- [Raw data]:
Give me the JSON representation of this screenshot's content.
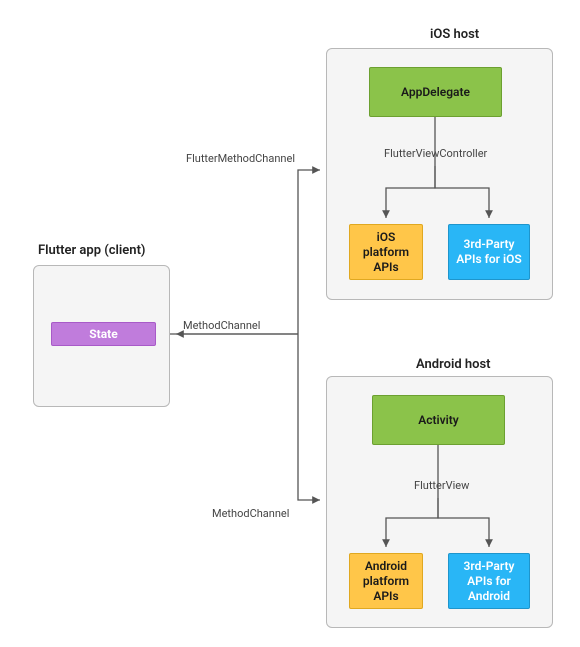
{
  "flutter_client": {
    "title": "Flutter app (client)",
    "state_label": "State"
  },
  "ios_host": {
    "title": "iOS host",
    "app_delegate": "AppDelegate",
    "view_controller_label": "FlutterViewController",
    "platform_apis": "iOS platform APIs",
    "third_party": "3rd-Party APIs for iOS"
  },
  "android_host": {
    "title": "Android host",
    "activity": "Activity",
    "view_label": "FlutterView",
    "platform_apis": "Android platform APIs",
    "third_party": "3rd-Party APIs for Android"
  },
  "channels": {
    "ios_channel": "FlutterMethodChannel",
    "method_channel_top": "MethodChannel",
    "method_channel_bottom": "MethodChannel"
  },
  "colors": {
    "green": "#8bc34a",
    "orange": "#ffc649",
    "blue": "#29b6f6",
    "purple": "#c07cdc",
    "panel": "#f5f5f5",
    "border": "#b8b8b8"
  }
}
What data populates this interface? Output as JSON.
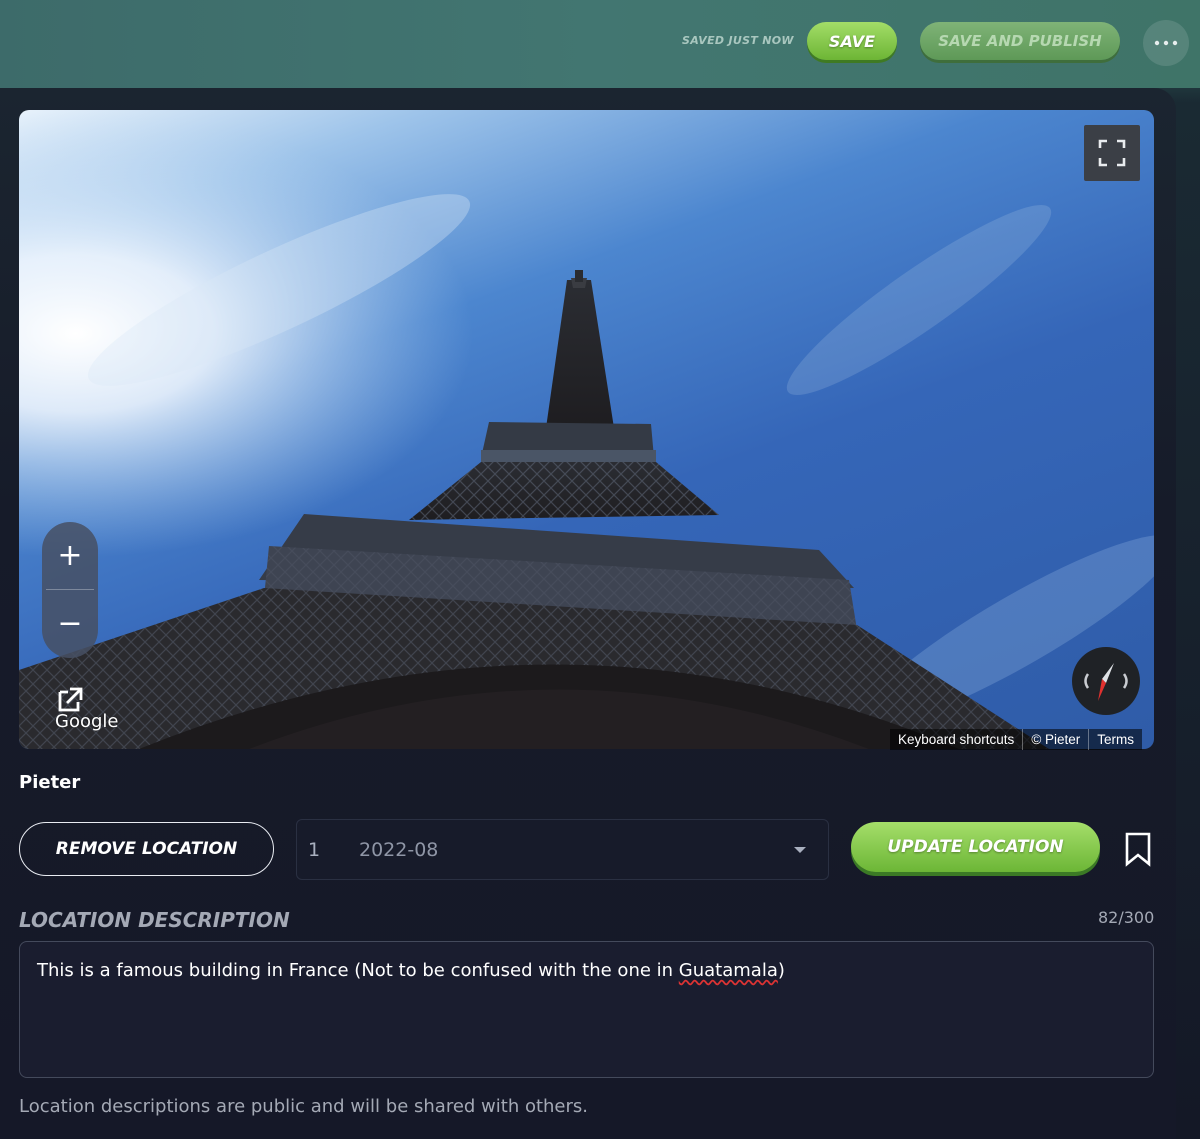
{
  "header": {
    "save_status": "SAVED JUST NOW",
    "save_label": "SAVE",
    "publish_label": "SAVE AND PUBLISH",
    "more_icon": "more-horizontal-icon"
  },
  "viewer": {
    "provider_logo": "Google",
    "attribution": {
      "shortcuts": "Keyboard shortcuts",
      "copyright": "© Pieter",
      "terms": "Terms"
    },
    "zoom_in": "+",
    "zoom_out": "−",
    "icons": [
      "fullscreen-icon",
      "external-link-icon",
      "compass-icon"
    ]
  },
  "location": {
    "owner": "Pieter",
    "remove_label": "REMOVE LOCATION",
    "panorama_index": "1",
    "panorama_date": "2022-08",
    "update_label": "UPDATE LOCATION",
    "bookmark_icon": "bookmark-icon"
  },
  "description": {
    "label": "LOCATION DESCRIPTION",
    "char_count": "82/300",
    "text_before": "This is a famous building in France (Not to be confused with the one in ",
    "text_misspelled": "Guatamala",
    "text_after": ")",
    "note": "Location descriptions are public and will be shared with others."
  },
  "colors": {
    "accent_green": "#7ac143",
    "panel_bg": "#151828",
    "header_teal": "#427671"
  }
}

- [Given instruction]:
Restate the whole listing above exactly, please, omitting every image.

- [Response to the task]:
Give me the JSON representation of this screenshot's content.
{
  "flutter_client": {
    "title": "Flutter app (client)",
    "state_label": "State"
  },
  "ios_host": {
    "title": "iOS host",
    "app_delegate": "AppDelegate",
    "view_controller_label": "FlutterViewController",
    "platform_apis": "iOS platform APIs",
    "third_party": "3rd-Party APIs for iOS"
  },
  "android_host": {
    "title": "Android host",
    "activity": "Activity",
    "view_label": "FlutterView",
    "platform_apis": "Android platform APIs",
    "third_party": "3rd-Party APIs for Android"
  },
  "channels": {
    "ios_channel": "FlutterMethodChannel",
    "method_channel_top": "MethodChannel",
    "method_channel_bottom": "MethodChannel"
  },
  "colors": {
    "green": "#8bc34a",
    "orange": "#ffc649",
    "blue": "#29b6f6",
    "purple": "#c07cdc",
    "panel": "#f5f5f5",
    "border": "#b8b8b8"
  }
}
What data populates this interface? Output as JSON.
{
  "header": {
    "save_status": "SAVED JUST NOW",
    "save_label": "SAVE",
    "publish_label": "SAVE AND PUBLISH",
    "more_icon": "more-horizontal-icon"
  },
  "viewer": {
    "provider_logo": "Google",
    "attribution": {
      "shortcuts": "Keyboard shortcuts",
      "copyright": "© Pieter",
      "terms": "Terms"
    },
    "zoom_in": "+",
    "zoom_out": "−",
    "icons": [
      "fullscreen-icon",
      "external-link-icon",
      "compass-icon"
    ]
  },
  "location": {
    "owner": "Pieter",
    "remove_label": "REMOVE LOCATION",
    "panorama_index": "1",
    "panorama_date": "2022-08",
    "update_label": "UPDATE LOCATION",
    "bookmark_icon": "bookmark-icon"
  },
  "description": {
    "label": "LOCATION DESCRIPTION",
    "char_count": "82/300",
    "text_before": "This is a famous building in France (Not to be confused with the one in ",
    "text_misspelled": "Guatamala",
    "text_after": ")",
    "note": "Location descriptions are public and will be shared with others."
  },
  "colors": {
    "accent_green": "#7ac143",
    "panel_bg": "#151828",
    "header_teal": "#427671"
  }
}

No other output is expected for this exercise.